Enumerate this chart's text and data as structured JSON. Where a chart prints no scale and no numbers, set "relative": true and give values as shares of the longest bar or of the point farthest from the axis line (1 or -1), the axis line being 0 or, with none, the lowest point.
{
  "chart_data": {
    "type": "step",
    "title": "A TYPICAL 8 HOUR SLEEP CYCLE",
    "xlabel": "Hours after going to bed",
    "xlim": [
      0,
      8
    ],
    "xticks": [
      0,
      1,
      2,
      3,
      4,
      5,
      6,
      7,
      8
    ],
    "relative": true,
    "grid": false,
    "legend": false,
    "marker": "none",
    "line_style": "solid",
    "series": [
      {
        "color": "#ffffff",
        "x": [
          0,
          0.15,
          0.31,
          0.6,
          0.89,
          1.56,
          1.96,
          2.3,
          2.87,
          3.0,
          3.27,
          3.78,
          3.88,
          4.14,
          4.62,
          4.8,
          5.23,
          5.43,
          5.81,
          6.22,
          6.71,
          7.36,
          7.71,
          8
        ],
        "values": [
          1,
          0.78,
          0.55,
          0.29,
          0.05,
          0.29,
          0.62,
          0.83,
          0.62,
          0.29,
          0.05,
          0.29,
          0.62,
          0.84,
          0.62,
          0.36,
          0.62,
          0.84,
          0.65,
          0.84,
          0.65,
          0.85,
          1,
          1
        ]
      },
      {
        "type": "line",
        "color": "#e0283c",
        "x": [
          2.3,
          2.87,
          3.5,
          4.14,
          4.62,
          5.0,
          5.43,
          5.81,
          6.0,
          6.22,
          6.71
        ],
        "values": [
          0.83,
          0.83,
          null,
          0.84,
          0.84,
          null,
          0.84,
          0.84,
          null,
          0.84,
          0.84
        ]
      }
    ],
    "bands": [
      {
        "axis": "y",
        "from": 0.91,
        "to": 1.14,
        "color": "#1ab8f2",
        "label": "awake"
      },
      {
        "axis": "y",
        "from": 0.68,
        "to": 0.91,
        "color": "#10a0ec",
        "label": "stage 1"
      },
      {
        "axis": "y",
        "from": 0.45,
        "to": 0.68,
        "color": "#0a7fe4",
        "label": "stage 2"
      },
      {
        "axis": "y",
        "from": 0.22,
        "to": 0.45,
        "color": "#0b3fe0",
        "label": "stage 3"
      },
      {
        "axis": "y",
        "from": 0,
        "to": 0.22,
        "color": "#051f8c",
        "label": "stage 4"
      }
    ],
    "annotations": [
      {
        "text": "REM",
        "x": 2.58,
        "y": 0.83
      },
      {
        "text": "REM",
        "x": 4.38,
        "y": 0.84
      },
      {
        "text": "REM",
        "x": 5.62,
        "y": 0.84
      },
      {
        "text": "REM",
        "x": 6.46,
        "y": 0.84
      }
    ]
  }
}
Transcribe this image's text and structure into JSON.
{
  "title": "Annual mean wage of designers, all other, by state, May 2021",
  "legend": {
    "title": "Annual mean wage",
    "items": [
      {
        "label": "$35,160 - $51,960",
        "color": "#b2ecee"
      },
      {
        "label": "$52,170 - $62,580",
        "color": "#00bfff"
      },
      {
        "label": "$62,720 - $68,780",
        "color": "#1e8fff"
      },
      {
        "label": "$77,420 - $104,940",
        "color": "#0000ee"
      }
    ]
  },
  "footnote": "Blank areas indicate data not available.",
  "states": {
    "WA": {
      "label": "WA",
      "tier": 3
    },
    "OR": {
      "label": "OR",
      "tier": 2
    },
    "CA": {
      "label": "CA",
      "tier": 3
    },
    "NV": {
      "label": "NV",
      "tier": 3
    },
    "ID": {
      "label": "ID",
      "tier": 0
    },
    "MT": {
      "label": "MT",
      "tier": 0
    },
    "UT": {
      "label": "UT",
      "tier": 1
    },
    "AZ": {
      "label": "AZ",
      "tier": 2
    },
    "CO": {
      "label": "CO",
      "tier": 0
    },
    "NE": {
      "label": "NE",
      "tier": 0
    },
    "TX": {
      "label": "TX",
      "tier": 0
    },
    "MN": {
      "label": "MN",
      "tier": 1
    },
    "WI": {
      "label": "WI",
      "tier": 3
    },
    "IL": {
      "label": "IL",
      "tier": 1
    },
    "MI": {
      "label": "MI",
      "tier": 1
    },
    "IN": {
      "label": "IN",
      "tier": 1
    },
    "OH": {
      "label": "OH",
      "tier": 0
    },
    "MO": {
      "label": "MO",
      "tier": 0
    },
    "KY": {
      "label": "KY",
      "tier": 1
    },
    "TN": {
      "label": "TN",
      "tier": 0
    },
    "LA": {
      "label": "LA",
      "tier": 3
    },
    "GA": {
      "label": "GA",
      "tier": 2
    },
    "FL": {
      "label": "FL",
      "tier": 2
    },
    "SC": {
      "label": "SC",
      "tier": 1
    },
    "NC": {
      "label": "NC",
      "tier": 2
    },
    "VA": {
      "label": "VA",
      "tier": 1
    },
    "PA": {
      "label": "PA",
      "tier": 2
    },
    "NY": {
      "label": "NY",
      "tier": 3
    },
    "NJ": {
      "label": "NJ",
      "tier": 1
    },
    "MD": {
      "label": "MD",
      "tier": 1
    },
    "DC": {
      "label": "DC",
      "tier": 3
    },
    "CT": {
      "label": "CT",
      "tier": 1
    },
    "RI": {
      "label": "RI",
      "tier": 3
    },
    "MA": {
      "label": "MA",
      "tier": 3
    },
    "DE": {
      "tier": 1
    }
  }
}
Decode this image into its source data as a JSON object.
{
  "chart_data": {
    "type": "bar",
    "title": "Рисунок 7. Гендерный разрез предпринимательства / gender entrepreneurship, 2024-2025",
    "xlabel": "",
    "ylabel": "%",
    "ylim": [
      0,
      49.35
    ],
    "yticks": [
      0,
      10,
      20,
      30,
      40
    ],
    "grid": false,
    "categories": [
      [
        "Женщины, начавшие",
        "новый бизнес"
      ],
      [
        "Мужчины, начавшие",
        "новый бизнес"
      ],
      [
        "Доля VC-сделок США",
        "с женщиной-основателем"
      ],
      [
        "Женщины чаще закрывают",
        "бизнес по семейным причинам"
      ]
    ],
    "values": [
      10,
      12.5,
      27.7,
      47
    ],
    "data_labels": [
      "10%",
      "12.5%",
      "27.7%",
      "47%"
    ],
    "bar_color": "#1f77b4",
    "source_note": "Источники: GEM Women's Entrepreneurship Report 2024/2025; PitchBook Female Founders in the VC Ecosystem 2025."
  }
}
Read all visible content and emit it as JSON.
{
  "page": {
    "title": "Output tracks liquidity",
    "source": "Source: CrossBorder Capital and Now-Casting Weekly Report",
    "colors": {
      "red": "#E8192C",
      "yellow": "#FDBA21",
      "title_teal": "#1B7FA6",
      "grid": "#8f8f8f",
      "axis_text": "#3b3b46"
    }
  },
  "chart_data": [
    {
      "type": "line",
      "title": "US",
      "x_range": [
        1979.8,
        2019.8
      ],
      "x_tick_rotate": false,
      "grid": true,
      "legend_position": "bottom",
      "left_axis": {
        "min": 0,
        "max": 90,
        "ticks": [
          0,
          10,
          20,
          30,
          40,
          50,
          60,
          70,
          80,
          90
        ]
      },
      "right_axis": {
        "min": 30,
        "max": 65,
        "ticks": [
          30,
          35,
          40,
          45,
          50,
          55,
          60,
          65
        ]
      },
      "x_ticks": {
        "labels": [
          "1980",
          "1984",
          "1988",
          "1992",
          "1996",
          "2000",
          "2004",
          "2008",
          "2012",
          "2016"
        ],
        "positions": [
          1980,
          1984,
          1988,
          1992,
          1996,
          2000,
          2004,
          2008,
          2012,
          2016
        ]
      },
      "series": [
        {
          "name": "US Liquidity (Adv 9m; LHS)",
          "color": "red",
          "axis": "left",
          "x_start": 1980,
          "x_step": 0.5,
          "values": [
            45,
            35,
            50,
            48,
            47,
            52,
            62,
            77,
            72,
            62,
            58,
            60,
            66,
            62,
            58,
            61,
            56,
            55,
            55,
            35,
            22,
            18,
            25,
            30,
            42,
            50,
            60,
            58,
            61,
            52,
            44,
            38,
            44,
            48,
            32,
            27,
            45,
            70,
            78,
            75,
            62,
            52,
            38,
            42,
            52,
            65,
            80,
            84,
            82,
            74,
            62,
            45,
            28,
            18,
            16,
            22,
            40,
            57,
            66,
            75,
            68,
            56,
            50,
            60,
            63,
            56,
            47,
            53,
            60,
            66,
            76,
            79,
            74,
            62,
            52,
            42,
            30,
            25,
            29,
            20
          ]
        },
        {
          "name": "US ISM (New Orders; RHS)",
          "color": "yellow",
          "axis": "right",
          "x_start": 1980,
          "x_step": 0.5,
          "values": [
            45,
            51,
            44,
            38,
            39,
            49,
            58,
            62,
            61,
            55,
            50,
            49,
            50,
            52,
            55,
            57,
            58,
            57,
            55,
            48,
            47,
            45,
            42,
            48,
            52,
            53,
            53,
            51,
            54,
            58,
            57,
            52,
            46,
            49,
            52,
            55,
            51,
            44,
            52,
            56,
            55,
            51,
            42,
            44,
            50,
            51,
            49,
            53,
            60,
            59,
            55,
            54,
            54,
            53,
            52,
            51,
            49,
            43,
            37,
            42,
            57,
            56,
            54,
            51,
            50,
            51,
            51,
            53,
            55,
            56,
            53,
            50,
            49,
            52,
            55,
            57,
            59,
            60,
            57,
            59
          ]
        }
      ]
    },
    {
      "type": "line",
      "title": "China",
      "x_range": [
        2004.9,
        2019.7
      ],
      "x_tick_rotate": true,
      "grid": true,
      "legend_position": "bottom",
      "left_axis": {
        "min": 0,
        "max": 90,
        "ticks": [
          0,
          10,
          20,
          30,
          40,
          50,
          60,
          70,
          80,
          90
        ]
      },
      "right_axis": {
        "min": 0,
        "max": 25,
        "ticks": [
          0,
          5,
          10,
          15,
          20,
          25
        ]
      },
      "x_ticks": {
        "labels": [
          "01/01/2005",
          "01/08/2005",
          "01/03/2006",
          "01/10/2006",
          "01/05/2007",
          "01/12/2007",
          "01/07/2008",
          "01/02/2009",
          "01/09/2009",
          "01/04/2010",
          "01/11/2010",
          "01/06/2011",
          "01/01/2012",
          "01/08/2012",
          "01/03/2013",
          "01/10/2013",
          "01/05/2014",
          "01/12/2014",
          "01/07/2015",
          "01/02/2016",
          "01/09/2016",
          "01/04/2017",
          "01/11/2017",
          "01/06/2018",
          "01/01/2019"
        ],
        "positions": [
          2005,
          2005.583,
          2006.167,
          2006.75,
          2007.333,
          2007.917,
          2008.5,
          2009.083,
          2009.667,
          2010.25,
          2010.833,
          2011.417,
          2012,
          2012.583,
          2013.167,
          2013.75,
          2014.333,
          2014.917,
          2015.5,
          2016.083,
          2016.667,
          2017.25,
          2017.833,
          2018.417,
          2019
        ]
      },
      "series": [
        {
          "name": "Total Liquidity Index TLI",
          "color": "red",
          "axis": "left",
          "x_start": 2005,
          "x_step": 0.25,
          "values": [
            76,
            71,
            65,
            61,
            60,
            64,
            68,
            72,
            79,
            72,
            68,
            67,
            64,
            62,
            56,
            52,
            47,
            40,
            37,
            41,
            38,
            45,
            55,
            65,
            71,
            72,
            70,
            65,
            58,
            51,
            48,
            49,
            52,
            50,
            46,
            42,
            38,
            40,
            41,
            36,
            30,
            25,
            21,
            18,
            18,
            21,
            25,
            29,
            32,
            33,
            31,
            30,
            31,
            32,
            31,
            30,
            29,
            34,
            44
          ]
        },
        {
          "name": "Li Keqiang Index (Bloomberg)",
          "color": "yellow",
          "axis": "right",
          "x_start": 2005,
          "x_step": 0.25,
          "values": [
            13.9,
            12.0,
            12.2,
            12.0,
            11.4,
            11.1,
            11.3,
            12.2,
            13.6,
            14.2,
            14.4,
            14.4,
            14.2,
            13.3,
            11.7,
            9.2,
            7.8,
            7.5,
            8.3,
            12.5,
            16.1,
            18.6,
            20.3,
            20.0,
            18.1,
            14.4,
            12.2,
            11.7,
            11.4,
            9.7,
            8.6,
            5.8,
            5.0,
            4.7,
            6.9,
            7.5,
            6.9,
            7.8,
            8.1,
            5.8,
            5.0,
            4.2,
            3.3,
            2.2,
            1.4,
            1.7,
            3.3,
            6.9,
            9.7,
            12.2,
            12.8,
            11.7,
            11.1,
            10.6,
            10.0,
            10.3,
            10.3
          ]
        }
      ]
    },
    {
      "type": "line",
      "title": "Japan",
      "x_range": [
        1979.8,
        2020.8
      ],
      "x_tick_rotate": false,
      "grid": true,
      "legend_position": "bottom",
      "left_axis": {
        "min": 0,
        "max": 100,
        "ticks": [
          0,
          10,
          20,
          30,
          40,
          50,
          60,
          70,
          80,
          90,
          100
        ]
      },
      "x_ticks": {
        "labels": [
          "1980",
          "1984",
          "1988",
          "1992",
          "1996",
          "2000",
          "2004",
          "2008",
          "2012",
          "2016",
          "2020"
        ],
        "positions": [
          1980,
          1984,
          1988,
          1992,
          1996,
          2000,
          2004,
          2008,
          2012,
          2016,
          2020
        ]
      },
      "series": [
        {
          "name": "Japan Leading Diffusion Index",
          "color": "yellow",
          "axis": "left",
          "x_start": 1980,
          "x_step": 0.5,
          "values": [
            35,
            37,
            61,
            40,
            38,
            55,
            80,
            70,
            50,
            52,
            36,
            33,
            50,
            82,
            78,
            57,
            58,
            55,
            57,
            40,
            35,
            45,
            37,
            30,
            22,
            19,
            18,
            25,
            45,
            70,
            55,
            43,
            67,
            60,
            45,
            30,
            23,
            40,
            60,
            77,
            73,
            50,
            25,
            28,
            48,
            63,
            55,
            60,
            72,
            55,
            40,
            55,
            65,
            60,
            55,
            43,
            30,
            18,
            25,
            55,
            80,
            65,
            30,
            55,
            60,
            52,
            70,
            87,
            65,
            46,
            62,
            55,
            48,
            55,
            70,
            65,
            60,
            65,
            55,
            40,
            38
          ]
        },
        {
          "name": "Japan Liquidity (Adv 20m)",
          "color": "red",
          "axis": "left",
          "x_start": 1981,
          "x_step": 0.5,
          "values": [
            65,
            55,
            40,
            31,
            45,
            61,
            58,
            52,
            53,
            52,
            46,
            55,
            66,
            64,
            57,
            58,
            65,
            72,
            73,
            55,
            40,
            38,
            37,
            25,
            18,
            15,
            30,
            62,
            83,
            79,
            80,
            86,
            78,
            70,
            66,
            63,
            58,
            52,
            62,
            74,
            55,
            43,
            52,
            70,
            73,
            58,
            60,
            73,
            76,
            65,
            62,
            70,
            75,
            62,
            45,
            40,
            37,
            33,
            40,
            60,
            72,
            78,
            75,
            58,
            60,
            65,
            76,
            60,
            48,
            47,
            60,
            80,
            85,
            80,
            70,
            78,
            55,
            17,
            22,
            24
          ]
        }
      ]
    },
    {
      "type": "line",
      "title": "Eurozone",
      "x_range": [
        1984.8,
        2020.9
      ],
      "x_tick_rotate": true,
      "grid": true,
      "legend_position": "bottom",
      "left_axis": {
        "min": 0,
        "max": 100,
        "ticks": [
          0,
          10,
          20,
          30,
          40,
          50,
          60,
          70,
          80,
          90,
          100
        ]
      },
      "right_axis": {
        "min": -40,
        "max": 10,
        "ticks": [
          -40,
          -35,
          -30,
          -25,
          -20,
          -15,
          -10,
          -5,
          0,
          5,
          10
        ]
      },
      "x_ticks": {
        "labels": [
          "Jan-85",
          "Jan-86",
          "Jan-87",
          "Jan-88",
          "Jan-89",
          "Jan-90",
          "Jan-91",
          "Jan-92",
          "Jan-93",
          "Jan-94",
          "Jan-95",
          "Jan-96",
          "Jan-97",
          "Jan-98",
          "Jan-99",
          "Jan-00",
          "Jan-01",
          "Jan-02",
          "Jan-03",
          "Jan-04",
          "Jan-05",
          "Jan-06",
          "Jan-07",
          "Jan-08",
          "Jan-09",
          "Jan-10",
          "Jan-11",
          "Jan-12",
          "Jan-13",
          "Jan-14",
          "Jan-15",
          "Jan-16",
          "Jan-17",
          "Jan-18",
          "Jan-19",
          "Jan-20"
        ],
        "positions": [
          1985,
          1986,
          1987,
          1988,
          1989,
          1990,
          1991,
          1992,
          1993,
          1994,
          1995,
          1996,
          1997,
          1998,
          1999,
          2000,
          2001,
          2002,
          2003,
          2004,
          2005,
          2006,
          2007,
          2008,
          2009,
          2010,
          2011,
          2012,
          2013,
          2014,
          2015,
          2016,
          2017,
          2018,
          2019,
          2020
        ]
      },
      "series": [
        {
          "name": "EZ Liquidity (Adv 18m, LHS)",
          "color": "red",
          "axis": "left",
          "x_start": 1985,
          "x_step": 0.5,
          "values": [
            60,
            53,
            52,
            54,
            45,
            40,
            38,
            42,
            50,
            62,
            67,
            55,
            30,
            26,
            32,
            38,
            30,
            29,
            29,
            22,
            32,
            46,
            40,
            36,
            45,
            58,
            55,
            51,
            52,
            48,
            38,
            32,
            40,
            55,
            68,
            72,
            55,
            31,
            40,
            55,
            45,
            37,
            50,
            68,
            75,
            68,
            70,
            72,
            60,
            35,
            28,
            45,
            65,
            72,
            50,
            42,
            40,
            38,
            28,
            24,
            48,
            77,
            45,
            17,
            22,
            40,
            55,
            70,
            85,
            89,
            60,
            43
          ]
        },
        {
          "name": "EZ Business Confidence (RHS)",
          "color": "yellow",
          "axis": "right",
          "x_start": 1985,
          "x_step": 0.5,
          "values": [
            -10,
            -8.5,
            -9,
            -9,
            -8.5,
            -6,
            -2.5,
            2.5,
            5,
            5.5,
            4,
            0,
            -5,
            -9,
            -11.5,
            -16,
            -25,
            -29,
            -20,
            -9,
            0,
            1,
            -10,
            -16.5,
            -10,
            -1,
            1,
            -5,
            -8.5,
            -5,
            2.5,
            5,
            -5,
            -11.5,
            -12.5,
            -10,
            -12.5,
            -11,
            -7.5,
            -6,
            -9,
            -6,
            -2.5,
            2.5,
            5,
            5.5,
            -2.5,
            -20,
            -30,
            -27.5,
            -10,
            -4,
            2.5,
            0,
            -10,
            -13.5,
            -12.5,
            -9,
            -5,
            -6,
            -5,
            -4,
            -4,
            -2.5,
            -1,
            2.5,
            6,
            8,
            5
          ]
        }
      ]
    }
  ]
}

········

#### Written exercise:
Look through the listing and extract every line with "name" in it.

#### Correct result:
          "name": "US Liquidity (Adv 9m; LHS)",
          "name": "US ISM (New Orders; RHS)",
          "name": "Total Liquidity Index TLI",
          "name": "Li Keqiang Index (Bloomberg)",
          "name": "Japan Leading Diffusion Index",
          "name": "Japan Liquidity (Adv 20m)",
          "name": "EZ Liquidity (Adv 18m, LHS)",
          "name": "EZ Business Confidence (RHS)",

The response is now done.